Input for this task:
----------

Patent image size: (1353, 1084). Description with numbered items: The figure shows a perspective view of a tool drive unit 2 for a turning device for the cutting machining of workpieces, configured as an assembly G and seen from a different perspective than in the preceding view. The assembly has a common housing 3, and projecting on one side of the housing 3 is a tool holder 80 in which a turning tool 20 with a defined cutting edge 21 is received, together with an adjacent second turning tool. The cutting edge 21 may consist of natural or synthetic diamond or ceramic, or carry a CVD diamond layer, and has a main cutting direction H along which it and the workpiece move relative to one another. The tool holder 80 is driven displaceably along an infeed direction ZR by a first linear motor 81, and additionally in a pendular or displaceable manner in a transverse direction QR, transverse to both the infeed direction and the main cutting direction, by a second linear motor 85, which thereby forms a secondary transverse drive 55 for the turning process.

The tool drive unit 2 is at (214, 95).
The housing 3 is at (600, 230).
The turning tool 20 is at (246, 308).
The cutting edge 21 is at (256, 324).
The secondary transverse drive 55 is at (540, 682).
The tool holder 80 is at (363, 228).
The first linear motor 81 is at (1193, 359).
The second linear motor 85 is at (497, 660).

----------

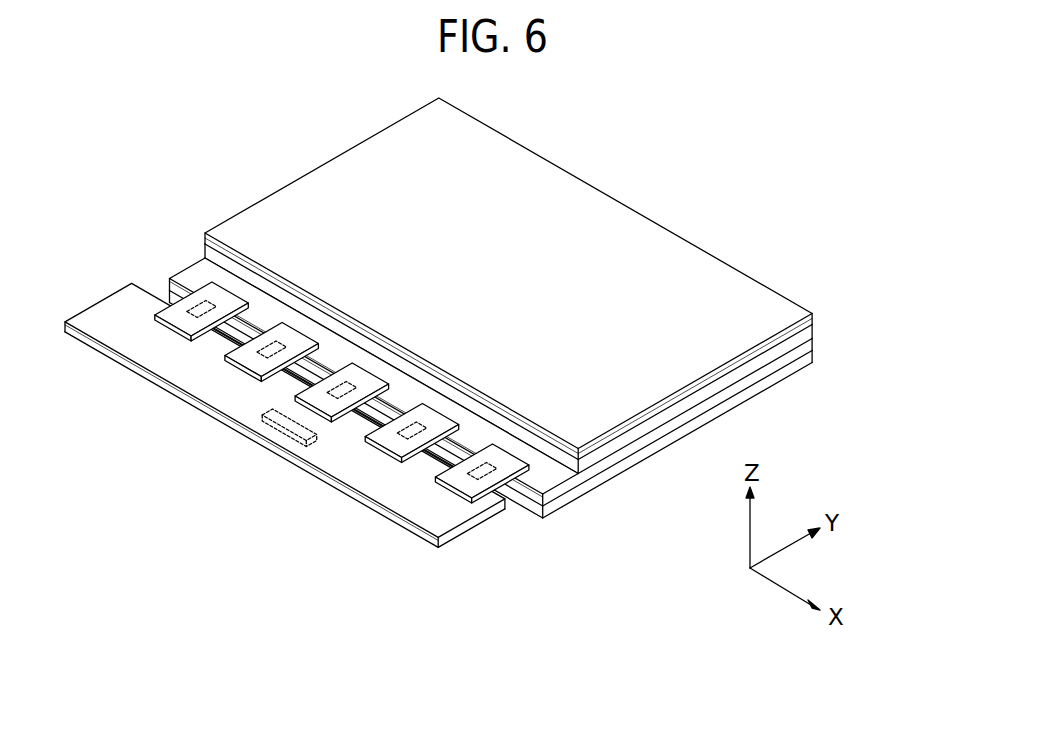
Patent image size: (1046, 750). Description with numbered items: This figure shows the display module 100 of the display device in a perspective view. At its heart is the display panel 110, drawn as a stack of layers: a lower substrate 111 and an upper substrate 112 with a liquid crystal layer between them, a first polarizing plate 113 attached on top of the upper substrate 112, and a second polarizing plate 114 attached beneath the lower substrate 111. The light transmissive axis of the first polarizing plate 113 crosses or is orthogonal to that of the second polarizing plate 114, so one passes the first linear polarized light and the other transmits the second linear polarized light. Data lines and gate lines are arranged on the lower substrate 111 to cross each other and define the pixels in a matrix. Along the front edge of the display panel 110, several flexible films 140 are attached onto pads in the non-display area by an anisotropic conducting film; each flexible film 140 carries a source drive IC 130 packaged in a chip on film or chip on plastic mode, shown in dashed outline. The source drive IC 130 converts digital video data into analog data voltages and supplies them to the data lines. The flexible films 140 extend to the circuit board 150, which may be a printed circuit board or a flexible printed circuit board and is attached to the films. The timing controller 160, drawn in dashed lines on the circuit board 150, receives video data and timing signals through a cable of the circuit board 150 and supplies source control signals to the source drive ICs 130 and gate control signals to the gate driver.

----------

Instructions to follow:
Find every line in the records above that contains the word "secondary" and copy each of those lines.

Final result:
Patent image size: (1353, 1084). Description with numbered items: The figure shows a perspective view of a tool drive unit 2 for a turning device for the cutting machining of workpieces, configured as an assembly G and seen from a different perspective than in the preceding view. The assembly has a common housing 3, and projecting on one side of the housing 3 is a tool holder 80 in which a turning tool 20 with a defined cutting edge 21 is received, together with an adjacent second turning tool. The cutting edge 21 may consist of natural or synthetic diamond or ceramic, or carry a CVD diamond layer, and has a main cutting direction H along which it and the workpiece move relative to one another. The tool holder 80 is driven displaceably along an infeed direction ZR by a first linear motor 81, and additionally in a pendular or displaceable manner in a transverse direction QR, transverse to both the infeed direction and the main cutting direction, by a second linear motor 85, which thereby forms a secondary transverse drive 55 for the turning process.
The secondary transverse drive 55 is at (540, 682).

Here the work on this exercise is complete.